WHAT IS REQUIRED
Can you set down all of the data below line for line, without changing anything and leaving out the pictures?

RECORD EXCERPTS
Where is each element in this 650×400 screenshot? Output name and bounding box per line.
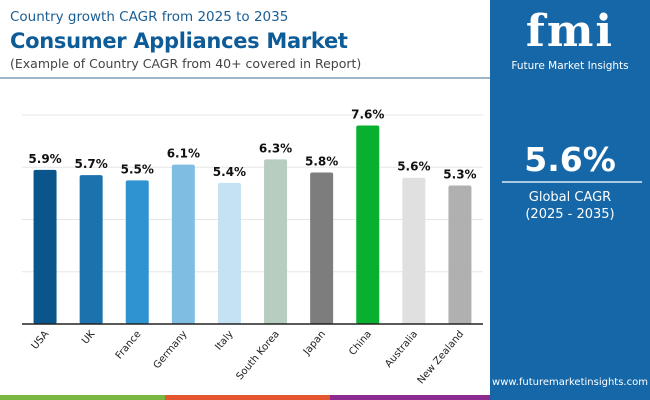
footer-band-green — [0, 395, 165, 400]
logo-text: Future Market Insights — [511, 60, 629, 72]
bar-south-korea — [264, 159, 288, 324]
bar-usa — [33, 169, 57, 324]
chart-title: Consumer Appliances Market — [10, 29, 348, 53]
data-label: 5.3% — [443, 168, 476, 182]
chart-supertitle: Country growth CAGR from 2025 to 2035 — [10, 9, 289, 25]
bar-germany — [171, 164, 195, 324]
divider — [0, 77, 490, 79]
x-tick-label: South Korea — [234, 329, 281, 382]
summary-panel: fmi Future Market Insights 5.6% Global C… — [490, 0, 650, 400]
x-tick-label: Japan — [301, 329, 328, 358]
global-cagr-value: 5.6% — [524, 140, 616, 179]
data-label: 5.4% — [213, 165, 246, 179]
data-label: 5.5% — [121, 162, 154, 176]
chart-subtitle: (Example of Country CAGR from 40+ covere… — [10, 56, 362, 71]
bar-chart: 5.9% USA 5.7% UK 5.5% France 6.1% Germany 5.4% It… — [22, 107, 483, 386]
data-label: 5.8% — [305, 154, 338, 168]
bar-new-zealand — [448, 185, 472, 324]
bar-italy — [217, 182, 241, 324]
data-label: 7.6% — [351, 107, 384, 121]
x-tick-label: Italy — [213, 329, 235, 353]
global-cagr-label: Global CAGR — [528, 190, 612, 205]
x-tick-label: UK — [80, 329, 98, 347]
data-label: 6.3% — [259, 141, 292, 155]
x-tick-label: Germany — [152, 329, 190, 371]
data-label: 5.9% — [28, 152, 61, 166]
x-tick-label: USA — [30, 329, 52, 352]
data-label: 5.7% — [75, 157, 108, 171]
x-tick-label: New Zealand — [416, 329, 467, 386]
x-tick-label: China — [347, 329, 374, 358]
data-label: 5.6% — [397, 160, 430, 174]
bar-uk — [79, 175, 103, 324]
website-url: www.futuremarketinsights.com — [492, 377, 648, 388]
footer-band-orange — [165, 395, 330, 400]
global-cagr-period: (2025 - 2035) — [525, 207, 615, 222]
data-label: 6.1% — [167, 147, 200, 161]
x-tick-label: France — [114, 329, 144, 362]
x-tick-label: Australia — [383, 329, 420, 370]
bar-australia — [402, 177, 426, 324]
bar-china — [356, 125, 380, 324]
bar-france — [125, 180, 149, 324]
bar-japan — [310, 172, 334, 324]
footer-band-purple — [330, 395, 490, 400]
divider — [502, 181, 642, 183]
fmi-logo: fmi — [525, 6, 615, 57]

WRITTEN SOLUTION
Where is each element in this 650×400 screenshot? Output name and bounding box per line.
footer-band-green — [0, 395, 165, 400]
logo-text: Future Market Insights — [511, 60, 629, 72]
bar-south-korea — [264, 159, 288, 324]
bar-usa — [33, 169, 57, 324]
chart-title: Consumer Appliances Market — [10, 29, 348, 53]
data-label: 5.3% — [443, 168, 476, 182]
chart-supertitle: Country growth CAGR from 2025 to 2035 — [10, 9, 289, 25]
bar-germany — [171, 164, 195, 324]
divider — [0, 77, 490, 79]
x-tick-label: South Korea — [234, 329, 281, 382]
summary-panel: fmi Future Market Insights 5.6% Global C… — [490, 0, 650, 400]
x-tick-label: Japan — [301, 329, 328, 358]
global-cagr-value: 5.6% — [524, 140, 616, 179]
data-label: 5.4% — [213, 165, 246, 179]
data-label: 5.5% — [121, 162, 154, 176]
chart-subtitle: (Example of Country CAGR from 40+ covere… — [10, 56, 362, 71]
bar-chart: 5.9% USA 5.7% UK 5.5% France 6.1% Germany 5.4% It… — [22, 107, 483, 386]
data-label: 5.8% — [305, 154, 338, 168]
bar-new-zealand — [448, 185, 472, 324]
bar-italy — [217, 182, 241, 324]
data-label: 7.6% — [351, 107, 384, 121]
x-tick-label: Italy — [213, 329, 235, 353]
global-cagr-label: Global CAGR — [528, 190, 612, 205]
x-tick-label: UK — [80, 329, 98, 347]
data-label: 6.3% — [259, 141, 292, 155]
x-tick-label: Germany — [152, 329, 190, 371]
data-label: 5.9% — [28, 152, 61, 166]
x-tick-label: USA — [30, 329, 52, 352]
data-label: 5.7% — [75, 157, 108, 171]
x-tick-label: New Zealand — [416, 329, 467, 386]
x-tick-label: China — [347, 329, 374, 358]
data-label: 5.6% — [397, 160, 430, 174]
bar-uk — [79, 175, 103, 324]
website-url: www.futuremarketinsights.com — [492, 377, 648, 388]
footer-band-orange — [165, 395, 330, 400]
global-cagr-period: (2025 - 2035) — [525, 207, 615, 222]
data-label: 6.1% — [167, 147, 200, 161]
x-tick-label: France — [114, 329, 144, 362]
x-tick-label: Australia — [383, 329, 420, 370]
bar-australia — [402, 177, 426, 324]
bar-china — [356, 125, 380, 324]
bar-france — [125, 180, 149, 324]
bar-japan — [310, 172, 334, 324]
footer-band-purple — [330, 395, 490, 400]
divider — [502, 181, 642, 183]
fmi-logo: fmi — [525, 6, 615, 57]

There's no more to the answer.